YOUR OBJECTIVE
Which lines hold the word "树立社会正义感"? Copy each one.

═════ RECORD SET

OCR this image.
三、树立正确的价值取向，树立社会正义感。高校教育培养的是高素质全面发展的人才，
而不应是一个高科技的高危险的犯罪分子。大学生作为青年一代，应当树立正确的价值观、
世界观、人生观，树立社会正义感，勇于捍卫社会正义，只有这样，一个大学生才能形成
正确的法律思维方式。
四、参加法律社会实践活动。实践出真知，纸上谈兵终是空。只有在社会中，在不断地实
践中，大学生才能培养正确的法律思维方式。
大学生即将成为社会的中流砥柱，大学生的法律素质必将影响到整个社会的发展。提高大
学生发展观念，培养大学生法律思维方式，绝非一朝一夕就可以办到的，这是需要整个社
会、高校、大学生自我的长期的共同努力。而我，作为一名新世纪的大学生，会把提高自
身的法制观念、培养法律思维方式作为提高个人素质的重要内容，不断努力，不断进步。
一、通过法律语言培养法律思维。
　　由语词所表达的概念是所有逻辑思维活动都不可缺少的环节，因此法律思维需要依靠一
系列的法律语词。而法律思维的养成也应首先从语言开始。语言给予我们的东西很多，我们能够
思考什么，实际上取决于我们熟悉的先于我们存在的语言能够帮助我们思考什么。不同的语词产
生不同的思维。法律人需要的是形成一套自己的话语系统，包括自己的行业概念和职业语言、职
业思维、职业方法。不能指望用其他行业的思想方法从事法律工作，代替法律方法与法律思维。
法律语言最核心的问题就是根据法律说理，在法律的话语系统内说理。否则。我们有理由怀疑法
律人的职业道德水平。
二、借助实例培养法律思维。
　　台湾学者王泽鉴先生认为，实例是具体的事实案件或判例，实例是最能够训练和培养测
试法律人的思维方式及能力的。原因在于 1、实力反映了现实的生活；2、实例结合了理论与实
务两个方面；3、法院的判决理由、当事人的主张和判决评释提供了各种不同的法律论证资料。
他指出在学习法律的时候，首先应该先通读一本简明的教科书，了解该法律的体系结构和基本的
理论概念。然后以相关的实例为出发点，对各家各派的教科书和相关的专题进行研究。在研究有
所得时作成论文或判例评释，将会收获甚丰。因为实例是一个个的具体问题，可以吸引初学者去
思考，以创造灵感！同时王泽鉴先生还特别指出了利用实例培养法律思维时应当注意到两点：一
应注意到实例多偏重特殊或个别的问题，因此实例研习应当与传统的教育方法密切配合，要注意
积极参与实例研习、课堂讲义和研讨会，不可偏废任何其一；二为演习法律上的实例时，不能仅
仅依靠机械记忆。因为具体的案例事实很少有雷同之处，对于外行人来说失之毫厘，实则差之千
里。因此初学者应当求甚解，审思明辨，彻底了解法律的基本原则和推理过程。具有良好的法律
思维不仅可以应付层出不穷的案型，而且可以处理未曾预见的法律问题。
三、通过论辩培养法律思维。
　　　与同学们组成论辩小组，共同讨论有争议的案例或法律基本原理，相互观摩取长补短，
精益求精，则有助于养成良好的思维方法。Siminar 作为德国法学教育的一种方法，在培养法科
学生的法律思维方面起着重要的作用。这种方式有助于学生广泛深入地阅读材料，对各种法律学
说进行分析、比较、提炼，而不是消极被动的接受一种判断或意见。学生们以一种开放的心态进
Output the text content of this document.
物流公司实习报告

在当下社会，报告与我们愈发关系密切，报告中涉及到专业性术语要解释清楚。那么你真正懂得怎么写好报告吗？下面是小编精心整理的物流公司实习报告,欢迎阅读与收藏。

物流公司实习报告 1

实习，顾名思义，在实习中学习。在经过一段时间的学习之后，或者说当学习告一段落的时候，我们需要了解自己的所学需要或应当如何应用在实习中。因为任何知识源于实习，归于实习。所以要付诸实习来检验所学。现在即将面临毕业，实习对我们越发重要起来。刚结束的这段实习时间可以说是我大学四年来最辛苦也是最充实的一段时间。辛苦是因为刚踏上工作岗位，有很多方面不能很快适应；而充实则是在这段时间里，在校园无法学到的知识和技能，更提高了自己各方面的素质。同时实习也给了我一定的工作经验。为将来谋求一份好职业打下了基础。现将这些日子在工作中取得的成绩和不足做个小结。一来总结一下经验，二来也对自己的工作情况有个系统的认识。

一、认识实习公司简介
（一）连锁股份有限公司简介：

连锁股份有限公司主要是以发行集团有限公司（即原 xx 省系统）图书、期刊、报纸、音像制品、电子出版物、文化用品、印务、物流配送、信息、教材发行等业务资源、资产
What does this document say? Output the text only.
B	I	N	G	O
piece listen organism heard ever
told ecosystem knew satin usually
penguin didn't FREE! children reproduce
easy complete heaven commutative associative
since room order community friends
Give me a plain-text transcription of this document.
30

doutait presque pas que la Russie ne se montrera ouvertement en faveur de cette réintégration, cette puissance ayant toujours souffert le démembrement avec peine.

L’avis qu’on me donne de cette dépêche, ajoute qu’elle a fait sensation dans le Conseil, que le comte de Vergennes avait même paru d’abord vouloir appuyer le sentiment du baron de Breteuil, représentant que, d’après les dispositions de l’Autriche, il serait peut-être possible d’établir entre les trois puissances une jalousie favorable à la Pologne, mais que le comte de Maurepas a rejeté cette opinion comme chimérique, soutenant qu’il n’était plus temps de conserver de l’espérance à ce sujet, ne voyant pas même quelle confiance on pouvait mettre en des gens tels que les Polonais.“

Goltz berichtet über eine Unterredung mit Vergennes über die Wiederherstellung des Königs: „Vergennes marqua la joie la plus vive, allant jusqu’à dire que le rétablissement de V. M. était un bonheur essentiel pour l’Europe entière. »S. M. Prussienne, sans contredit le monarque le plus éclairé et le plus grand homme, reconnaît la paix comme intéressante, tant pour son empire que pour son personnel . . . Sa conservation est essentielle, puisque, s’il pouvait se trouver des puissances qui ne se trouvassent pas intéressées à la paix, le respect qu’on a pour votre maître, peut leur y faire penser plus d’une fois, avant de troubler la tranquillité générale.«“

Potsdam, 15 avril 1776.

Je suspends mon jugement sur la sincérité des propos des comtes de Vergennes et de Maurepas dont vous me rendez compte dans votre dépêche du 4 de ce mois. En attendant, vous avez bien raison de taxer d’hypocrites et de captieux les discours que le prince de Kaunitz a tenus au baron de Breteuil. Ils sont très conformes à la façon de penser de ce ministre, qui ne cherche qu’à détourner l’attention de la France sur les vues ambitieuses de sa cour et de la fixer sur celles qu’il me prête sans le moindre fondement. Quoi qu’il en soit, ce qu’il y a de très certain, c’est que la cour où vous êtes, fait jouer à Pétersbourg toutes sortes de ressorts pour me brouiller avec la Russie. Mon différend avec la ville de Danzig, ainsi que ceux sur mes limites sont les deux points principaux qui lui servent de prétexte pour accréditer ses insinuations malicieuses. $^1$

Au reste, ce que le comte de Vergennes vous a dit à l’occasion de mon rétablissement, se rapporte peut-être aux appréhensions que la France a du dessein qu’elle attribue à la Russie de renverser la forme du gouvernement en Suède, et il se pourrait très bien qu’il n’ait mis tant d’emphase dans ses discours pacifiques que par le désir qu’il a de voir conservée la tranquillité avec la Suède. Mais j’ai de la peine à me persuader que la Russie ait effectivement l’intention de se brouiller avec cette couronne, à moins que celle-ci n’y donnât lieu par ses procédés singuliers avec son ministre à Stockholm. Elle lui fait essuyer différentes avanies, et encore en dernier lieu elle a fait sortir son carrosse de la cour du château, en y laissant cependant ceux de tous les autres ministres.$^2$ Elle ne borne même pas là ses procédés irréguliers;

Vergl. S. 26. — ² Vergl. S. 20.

══════════

SOLUTION BELOW
三、树立正确的价值取向，树立社会正义感。高校教育培养的是高素质全面发展的人才，
世界观、人生观，树立社会正义感，勇于捍卫社会正义，只有这样，一个大学生才能形成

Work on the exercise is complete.